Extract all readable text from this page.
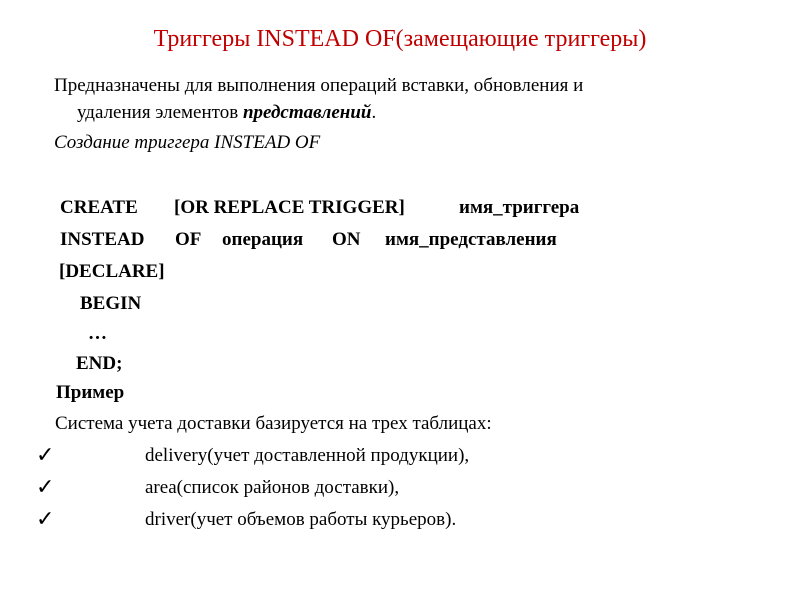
Триггеры INSTEAD OF(замещающие триггеры)
Предназначены для выполнения операций вставки, обновления и
удаления элементов представлений.
Создание триггера INSTEAD OF
CREATE [OR REPLACE TRIGGER]	имя_триггера
INSTEAD OF операция ON имя_представления
[DECLARE]
BEGIN
…
END;
Пример
Система учета доставки базируется на трех таблицах:
✓	delivery(учет доставленной продукции),
✓	area(список районов доставки),
✓	driver(учет объемов работы курьеров).
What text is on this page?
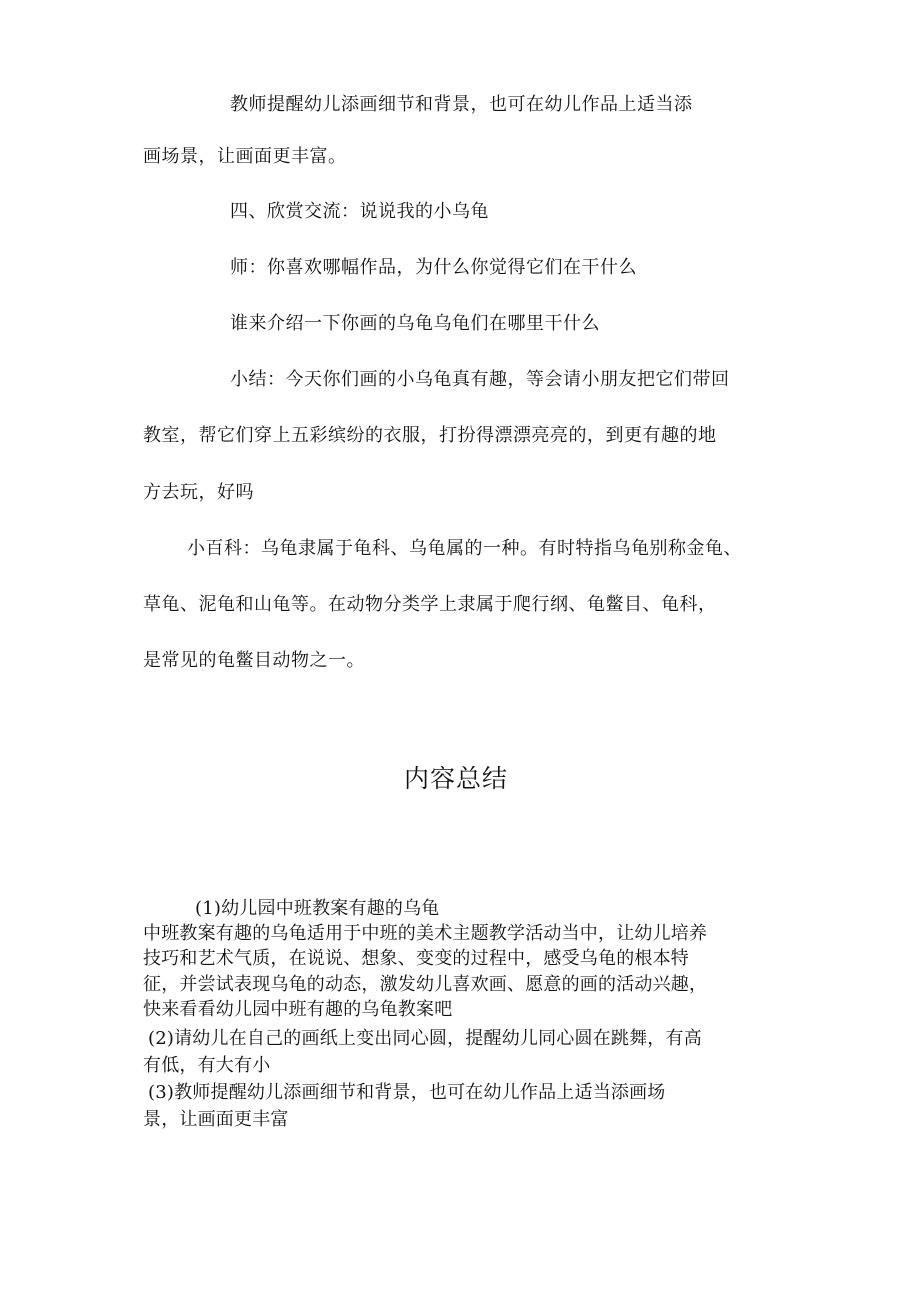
教师提醒幼儿添画细节和背景，也可在幼儿作品上适当添
画场景，让画面更丰富。
四、欣赏交流：说说我的小乌龟
师：你喜欢哪幅作品，为什么你觉得它们在干什么
谁来介绍一下你画的乌龟乌龟们在哪里干什么
小结：今天你们画的小乌龟真有趣，等会请小朋友把它们带回
教室，帮它们穿上五彩缤纷的衣服，打扮得漂漂亮亮的，到更有趣的地
方去玩，好吗
小百科：乌龟隶属于龟科、乌龟属的一种。有时特指乌龟别称金龟、
草龟、泥龟和山龟等。在动物分类学上隶属于爬行纲、龟鳖目、龟科，
是常见的龟鳖目动物之一。
内容总结
(1)幼儿园中班教案有趣的乌龟
中班教案有趣的乌龟适用于中班的美术主题教学活动当中，让幼儿培养
技巧和艺术气质，在说说、想象、变变的过程中，感受乌龟的根本特
征，并尝试表现乌龟的动态，激发幼儿喜欢画、愿意的画的活动兴趣，
快来看看幼儿园中班有趣的乌龟教案吧
(2)请幼儿在自己的画纸上变出同心圆，提醒幼儿同心圆在跳舞，有高
有低，有大有小
(3)教师提醒幼儿添画细节和背景，也可在幼儿作品上适当添画场
景，让画面更丰富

+++++

→ **Your task**
Print the complete listing exactly as it stands, without its pictures.

→ **Right answer**
Extract all readable text from this page.
Триггеры INSTEAD OF(замещающие триггеры)
Предназначены для выполнения операций вставки, обновления и
удаления элементов представлений.
Создание триггера INSTEAD OF
CREATE [OR REPLACE TRIGGER]	имя_триггера
INSTEAD OF операция ON имя_представления
[DECLARE]
BEGIN
…
END;
Пример
Система учета доставки базируется на трех таблицах:
✓	delivery(учет доставленной продукции),
✓	area(список районов доставки),
✓	driver(учет объемов работы курьеров).
What text is on this page?
教师提醒幼儿添画细节和背景，也可在幼儿作品上适当添
画场景，让画面更丰富。
四、欣赏交流：说说我的小乌龟
师：你喜欢哪幅作品，为什么你觉得它们在干什么
谁来介绍一下你画的乌龟乌龟们在哪里干什么
小结：今天你们画的小乌龟真有趣，等会请小朋友把它们带回
教室，帮它们穿上五彩缤纷的衣服，打扮得漂漂亮亮的，到更有趣的地
方去玩，好吗
小百科：乌龟隶属于龟科、乌龟属的一种。有时特指乌龟别称金龟、
草龟、泥龟和山龟等。在动物分类学上隶属于爬行纲、龟鳖目、龟科，
是常见的龟鳖目动物之一。
内容总结
(1)幼儿园中班教案有趣的乌龟
中班教案有趣的乌龟适用于中班的美术主题教学活动当中，让幼儿培养
技巧和艺术气质，在说说、想象、变变的过程中，感受乌龟的根本特
征，并尝试表现乌龟的动态，激发幼儿喜欢画、愿意的画的活动兴趣，
快来看看幼儿园中班有趣的乌龟教案吧
(2)请幼儿在自己的画纸上变出同心圆，提醒幼儿同心圆在跳舞，有高
有低，有大有小
(3)教师提醒幼儿添画细节和背景，也可在幼儿作品上适当添画场
景，让画面更丰富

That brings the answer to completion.